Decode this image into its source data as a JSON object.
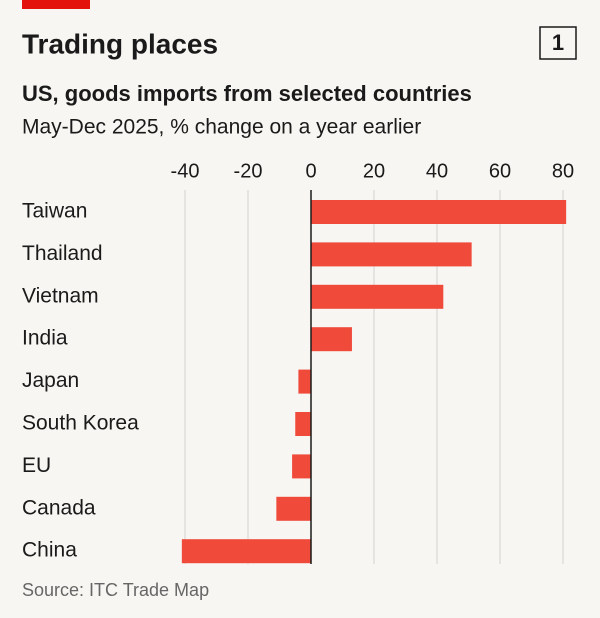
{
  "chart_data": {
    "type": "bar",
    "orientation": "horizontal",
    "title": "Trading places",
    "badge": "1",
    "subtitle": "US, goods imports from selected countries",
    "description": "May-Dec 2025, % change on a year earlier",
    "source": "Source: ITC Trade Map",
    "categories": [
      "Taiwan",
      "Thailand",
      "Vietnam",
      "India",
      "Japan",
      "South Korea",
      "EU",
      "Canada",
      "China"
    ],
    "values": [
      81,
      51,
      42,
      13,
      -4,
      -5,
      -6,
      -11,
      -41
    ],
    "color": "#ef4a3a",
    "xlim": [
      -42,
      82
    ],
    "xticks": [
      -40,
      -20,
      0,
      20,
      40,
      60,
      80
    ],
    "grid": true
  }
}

-.-.-

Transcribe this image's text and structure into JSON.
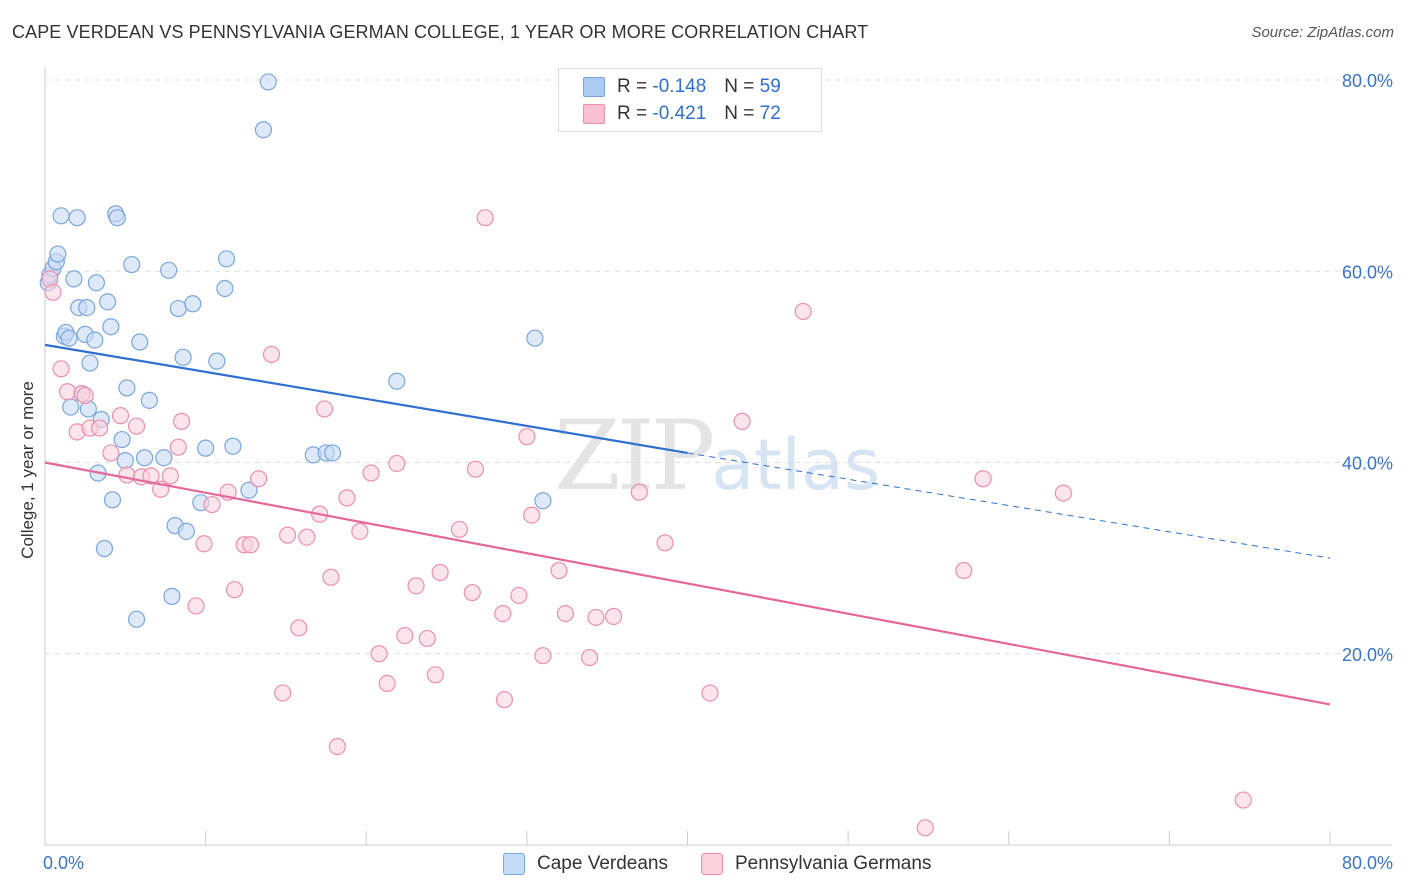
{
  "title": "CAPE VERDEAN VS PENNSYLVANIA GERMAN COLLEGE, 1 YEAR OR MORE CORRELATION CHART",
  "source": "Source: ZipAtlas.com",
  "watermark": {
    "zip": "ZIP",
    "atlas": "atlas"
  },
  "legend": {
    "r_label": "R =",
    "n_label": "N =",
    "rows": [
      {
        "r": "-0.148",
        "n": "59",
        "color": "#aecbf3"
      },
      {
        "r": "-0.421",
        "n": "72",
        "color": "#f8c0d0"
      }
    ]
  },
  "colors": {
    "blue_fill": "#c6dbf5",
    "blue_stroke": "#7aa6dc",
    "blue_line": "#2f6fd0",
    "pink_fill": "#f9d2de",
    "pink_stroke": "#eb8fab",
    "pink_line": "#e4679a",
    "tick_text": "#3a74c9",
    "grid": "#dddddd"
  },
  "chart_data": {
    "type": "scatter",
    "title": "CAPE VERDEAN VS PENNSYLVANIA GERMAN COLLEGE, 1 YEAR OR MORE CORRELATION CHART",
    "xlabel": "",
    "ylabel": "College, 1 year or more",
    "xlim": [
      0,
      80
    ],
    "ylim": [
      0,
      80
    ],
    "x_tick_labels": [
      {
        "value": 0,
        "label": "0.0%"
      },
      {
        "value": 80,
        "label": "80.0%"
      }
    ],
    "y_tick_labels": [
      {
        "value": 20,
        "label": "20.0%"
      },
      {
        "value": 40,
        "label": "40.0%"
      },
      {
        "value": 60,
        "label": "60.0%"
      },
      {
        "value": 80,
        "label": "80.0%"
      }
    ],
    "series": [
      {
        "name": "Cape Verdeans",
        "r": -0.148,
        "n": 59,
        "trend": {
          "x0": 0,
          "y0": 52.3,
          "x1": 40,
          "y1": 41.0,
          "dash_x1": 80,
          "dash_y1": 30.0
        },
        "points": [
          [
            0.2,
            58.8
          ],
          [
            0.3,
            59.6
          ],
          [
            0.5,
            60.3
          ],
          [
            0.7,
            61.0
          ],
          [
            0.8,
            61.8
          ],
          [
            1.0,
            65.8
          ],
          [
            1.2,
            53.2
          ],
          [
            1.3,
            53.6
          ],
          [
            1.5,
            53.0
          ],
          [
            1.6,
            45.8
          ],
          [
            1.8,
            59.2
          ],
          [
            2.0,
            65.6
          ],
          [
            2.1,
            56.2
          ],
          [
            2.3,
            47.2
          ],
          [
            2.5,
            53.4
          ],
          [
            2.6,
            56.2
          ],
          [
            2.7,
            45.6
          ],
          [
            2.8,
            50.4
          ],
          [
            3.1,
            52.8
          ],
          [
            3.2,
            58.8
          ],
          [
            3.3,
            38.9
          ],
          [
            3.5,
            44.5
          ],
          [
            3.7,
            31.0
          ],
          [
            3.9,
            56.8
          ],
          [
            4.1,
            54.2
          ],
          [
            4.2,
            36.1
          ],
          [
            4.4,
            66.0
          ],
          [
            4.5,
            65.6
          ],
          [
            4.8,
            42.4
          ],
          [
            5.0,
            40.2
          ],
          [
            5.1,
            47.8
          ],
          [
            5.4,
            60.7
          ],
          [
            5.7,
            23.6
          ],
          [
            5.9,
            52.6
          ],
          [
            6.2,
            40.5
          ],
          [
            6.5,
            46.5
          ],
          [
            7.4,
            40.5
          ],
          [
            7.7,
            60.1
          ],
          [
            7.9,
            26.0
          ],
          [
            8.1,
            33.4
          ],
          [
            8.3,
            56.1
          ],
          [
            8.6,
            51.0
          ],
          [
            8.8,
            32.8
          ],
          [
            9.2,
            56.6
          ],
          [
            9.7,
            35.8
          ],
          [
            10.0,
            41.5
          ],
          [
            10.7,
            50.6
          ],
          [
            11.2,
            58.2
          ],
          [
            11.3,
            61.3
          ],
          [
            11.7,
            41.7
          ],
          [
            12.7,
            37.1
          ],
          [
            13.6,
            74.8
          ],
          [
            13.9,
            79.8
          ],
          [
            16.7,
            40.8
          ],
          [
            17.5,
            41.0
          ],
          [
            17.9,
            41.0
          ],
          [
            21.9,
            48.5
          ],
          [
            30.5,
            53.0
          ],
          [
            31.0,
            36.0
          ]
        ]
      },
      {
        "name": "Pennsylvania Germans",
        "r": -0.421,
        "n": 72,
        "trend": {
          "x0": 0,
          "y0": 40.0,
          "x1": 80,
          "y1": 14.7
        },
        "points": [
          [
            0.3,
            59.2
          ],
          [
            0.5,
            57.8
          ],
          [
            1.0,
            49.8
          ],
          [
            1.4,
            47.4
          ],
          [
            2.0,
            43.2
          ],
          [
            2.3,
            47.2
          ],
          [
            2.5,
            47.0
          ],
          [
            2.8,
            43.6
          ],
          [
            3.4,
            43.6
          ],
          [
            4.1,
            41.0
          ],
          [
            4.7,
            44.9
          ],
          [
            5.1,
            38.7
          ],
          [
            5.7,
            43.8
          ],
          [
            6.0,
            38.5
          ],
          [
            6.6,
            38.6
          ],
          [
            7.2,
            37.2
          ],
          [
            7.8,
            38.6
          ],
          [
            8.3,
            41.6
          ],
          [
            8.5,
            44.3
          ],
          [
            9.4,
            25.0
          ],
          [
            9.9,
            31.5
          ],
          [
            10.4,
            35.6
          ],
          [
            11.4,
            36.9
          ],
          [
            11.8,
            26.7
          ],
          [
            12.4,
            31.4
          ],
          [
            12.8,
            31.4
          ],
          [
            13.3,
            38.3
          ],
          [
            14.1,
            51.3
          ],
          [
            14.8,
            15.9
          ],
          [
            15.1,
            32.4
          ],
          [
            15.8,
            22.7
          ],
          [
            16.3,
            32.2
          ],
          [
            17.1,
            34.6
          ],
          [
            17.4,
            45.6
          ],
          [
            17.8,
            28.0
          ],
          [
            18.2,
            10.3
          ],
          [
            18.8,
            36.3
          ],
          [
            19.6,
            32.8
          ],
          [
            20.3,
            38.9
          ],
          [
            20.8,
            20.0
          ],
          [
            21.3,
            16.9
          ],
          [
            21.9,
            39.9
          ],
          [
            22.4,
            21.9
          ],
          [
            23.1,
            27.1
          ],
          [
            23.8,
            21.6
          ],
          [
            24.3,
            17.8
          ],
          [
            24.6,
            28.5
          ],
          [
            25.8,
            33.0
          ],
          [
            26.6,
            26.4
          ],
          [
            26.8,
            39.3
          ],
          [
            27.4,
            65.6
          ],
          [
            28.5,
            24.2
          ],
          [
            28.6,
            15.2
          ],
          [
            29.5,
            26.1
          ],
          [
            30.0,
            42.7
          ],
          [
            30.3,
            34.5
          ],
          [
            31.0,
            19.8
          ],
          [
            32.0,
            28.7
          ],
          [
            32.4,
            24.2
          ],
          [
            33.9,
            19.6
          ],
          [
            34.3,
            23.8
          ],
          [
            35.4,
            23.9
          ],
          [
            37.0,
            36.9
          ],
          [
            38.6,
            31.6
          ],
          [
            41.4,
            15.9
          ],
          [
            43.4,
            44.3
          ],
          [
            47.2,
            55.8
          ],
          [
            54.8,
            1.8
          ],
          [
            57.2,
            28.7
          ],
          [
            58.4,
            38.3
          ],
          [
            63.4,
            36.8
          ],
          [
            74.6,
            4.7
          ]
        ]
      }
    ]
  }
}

-.-.-

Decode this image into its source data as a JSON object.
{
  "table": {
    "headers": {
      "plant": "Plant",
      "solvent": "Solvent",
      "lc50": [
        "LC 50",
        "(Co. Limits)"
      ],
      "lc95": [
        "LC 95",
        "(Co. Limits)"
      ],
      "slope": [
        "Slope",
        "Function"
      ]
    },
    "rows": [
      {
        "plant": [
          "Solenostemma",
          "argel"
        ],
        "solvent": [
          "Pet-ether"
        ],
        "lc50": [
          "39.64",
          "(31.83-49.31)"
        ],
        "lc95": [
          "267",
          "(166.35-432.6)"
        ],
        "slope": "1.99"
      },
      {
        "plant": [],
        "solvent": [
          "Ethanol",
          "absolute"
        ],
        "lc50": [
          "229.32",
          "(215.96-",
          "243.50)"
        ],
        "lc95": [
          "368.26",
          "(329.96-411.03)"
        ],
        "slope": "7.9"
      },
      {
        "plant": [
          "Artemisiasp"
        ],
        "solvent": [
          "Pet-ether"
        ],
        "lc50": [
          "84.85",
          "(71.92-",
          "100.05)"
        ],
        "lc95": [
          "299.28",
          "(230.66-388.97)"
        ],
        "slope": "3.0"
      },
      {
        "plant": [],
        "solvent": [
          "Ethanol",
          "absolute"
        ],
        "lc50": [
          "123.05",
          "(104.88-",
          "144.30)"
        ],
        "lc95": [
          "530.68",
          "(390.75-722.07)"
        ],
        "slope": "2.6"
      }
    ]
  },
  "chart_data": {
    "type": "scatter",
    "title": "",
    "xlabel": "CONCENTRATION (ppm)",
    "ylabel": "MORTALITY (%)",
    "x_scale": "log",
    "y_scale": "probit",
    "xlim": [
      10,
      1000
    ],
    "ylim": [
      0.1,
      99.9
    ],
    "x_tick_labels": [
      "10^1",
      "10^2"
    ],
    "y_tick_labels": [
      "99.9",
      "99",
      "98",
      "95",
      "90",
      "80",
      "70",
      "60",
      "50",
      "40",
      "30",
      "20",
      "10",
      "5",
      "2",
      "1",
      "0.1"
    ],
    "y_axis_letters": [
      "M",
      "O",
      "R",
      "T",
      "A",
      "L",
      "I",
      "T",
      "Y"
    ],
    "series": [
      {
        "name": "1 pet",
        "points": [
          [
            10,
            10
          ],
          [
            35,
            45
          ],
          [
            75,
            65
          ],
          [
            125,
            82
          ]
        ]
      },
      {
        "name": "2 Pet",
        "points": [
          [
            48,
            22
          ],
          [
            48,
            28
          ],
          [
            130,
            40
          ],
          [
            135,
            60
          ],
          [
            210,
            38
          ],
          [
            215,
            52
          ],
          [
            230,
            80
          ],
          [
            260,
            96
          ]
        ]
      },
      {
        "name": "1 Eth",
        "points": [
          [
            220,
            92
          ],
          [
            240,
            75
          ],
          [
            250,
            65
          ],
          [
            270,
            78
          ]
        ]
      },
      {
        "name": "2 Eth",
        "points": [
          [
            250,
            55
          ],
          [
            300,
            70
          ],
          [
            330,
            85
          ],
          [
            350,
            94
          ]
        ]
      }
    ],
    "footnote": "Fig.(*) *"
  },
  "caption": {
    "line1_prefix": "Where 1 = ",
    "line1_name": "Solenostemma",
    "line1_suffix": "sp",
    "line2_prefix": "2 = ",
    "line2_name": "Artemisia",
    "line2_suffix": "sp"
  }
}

-.-.-

▸ **STATED PROBLEM**: Report only how many lines in the records contain the word "ylabel".

▸ **SOLUTION**: 2